Top of Document section

The widows who wait: the Compensation Fund’s endless delays

“I was promised payment months ago, but I’m still waiting.”

By Sipokazi Fokazi

10 September 2025

The Compensation Fund has been accused of failing sick and injured workers and their families. Illustration: Lisa Nelson

Every time the phone rings, Sue Swarts hurries to answer, hoping it might be the Compensation Fund calling at last with news that her late husband’s pension will finally be paid.

The 69-year-old widow has waited more than eight years for compensation after her husband of 42 years, Matthys, died from mesothelioma, a deadly cancer caused by exposure to asbestos dust.

He worked at Transnet as a dispatch manager for 32 years and had just gone into early retirement when he fell ill in January 2016. He died the same year.

“The doctors confirmed that he had asbestos cancer, and they could do nothing as it was too late,” said Swarts. Since her husband’s death she has been financially dependent on her sons.

She has been facing an uphill battle with the Compensation Fund.

“It’s been the longest wait that has left me in tears. If it’s not my husband’s payslips going missing, it’s an official unavailable or another excuse. I was promised payment months ago, but I’m still waiting.”

The Fund, which had a surplus of R107-billion in 2023/24 according to its annual report, is set up under the Compensation for Occupational Injuries and Diseases Act (COIDA) of 1993 and falls under the Department of Employment and Labour. Its revenue comes from annual levies paid by employers based on their wage bill.

The Act mandates the Fund to cover medical costs and provide regular payments to employees who suffer injury or disease contracted on duty, and funeral expenses and pensions to the families of employees who die from work-related injuries or diseases.

But in recent years the Fund, which has been failing audits for 12 years and counting, has faced allegations of inefficiencies and delays in payments of claims. In February the Auditor-General’s office told Parliament that it had flagged potential fraud at the Compensation Fund, including multiple bank accounts for medical service providers which had perhaps been used for fraudulent purposes.

The Auditor-General said almost every aspect of the institution was dysfunctional.

Bottom of Document section

Please return the passage from the Compensation Fund article exactly, starting at "Every time the" and ending at "to asbestos dust.".

Top of Records shown

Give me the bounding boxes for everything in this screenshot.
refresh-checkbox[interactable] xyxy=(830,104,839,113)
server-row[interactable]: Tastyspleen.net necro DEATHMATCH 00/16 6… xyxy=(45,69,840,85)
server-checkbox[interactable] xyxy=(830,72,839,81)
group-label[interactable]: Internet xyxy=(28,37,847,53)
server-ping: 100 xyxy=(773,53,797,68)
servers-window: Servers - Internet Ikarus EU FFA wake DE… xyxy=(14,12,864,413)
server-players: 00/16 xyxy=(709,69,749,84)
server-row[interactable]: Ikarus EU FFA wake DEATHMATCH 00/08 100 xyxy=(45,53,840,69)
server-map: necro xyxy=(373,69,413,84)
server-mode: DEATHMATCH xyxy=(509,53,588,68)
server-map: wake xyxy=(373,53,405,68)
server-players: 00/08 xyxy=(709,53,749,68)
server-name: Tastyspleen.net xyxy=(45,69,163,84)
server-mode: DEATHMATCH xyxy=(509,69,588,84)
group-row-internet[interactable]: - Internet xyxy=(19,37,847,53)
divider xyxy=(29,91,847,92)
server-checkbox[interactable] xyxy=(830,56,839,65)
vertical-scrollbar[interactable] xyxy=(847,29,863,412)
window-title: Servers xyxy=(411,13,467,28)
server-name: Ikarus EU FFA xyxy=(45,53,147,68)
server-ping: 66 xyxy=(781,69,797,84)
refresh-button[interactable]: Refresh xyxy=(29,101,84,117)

Bottom of Records shown

Answer to the problem -
Every time the phone rings, Sue Swarts hurries to answer, hoping it might be the Compensation Fund calling at last with news that her late husband’s pension will finally be paid.

The 69-year-old widow has waited more than eight years for compensation after her husband of 42 years, Matthys, died from mesothelioma, a deadly cancer caused by exposure to asbestos dust.